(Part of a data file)
☆ ☆ ☆ ☆
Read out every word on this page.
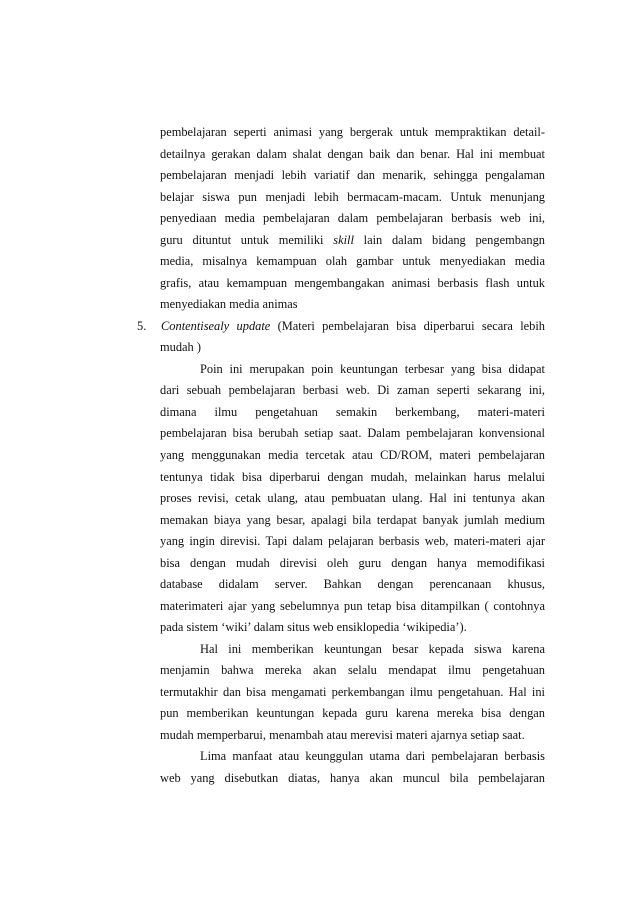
pembelajaran seperti animasi yang bergerak untuk mempraktikan detail-
detailnya gerakan dalam shalat dengan baik dan benar. Hal ini membuat
pembelajaran menjadi lebih variatif dan menarik, sehingga pengalaman
belajar siswa pun menjadi lebih bermacam-macam. Untuk menunjang
penyediaan media pembelajaran dalam pembelajaran berbasis web ini,
guru dituntut untuk memiliki skill lain dalam bidang pengembangn
media, misalnya kemampuan olah gambar untuk menyediakan media
grafis, atau kemampuan mengembangakan animasi berbasis flash untuk
menyediakan media animas
5. Contentisealy update (Materi pembelajaran bisa diperbarui secara lebih
mudah )
Poin ini merupakan poin keuntungan terbesar yang bisa didapat
dari sebuah pembelajaran berbasi web. Di zaman seperti sekarang ini,
dimana ilmu pengetahuan semakin berkembang, materi-materi
pembelajaran bisa berubah setiap saat. Dalam pembelajaran konvensional
yang menggunakan media tercetak atau CD/ROM, materi pembelajaran
tentunya tidak bisa diperbarui dengan mudah, melainkan harus melalui
proses revisi, cetak ulang, atau pembuatan ulang. Hal ini tentunya akan
memakan biaya yang besar, apalagi bila terdapat banyak jumlah medium
yang ingin direvisi. Tapi dalam pelajaran berbasis web, materi-materi ajar
bisa dengan mudah direvisi oleh guru dengan hanya memodifikasi
database didalam server. Bahkan dengan perencanaan khusus,
materimateri ajar yang sebelumnya pun tetap bisa ditampilkan ( contohnya
pada sistem ‘wiki’ dalam situs web ensiklopedia ‘wikipedia’).
Hal ini memberikan keuntungan besar kepada siswa karena
menjamin bahwa mereka akan selalu mendapat ilmu pengetahuan
termutakhir dan bisa mengamati perkembangan ilmu pengetahuan. Hal ini
pun memberikan keuntungan kepada guru karena mereka bisa dengan
mudah memperbarui, menambah atau merevisi materi ajarnya setiap saat.
Lima manfaat atau keunggulan utama dari pembelajaran berbasis
web yang disebutkan diatas, hanya akan muncul bila pembelajaran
☆ ☆ ☆ ☆
§ **GOAL**: Write out every line above exactly as it is, leaving out the pictures.

§ **FINAL RESULT**:
Read out every word on this page.
pembelajaran seperti animasi yang bergerak untuk mempraktikan detail-
detailnya gerakan dalam shalat dengan baik dan benar. Hal ini membuat
pembelajaran menjadi lebih variatif dan menarik, sehingga pengalaman
belajar siswa pun menjadi lebih bermacam-macam. Untuk menunjang
penyediaan media pembelajaran dalam pembelajaran berbasis web ini,
guru dituntut untuk memiliki skill lain dalam bidang pengembangn
media, misalnya kemampuan olah gambar untuk menyediakan media
grafis, atau kemampuan mengembangakan animasi berbasis flash untuk
menyediakan media animas
5. Contentisealy update (Materi pembelajaran bisa diperbarui secara lebih
mudah )
Poin ini merupakan poin keuntungan terbesar yang bisa didapat
dari sebuah pembelajaran berbasi web. Di zaman seperti sekarang ini,
dimana ilmu pengetahuan semakin berkembang, materi-materi
pembelajaran bisa berubah setiap saat. Dalam pembelajaran konvensional
yang menggunakan media tercetak atau CD/ROM, materi pembelajaran
tentunya tidak bisa diperbarui dengan mudah, melainkan harus melalui
proses revisi, cetak ulang, atau pembuatan ulang. Hal ini tentunya akan
memakan biaya yang besar, apalagi bila terdapat banyak jumlah medium
yang ingin direvisi. Tapi dalam pelajaran berbasis web, materi-materi ajar
bisa dengan mudah direvisi oleh guru dengan hanya memodifikasi
database didalam server. Bahkan dengan perencanaan khusus,
materimateri ajar yang sebelumnya pun tetap bisa ditampilkan ( contohnya
pada sistem ‘wiki’ dalam situs web ensiklopedia ‘wikipedia’).
Hal ini memberikan keuntungan besar kepada siswa karena
menjamin bahwa mereka akan selalu mendapat ilmu pengetahuan
termutakhir dan bisa mengamati perkembangan ilmu pengetahuan. Hal ini
pun memberikan keuntungan kepada guru karena mereka bisa dengan
mudah memperbarui, menambah atau merevisi materi ajarnya setiap saat.
Lima manfaat atau keunggulan utama dari pembelajaran berbasis
web yang disebutkan diatas, hanya akan muncul bila pembelajaran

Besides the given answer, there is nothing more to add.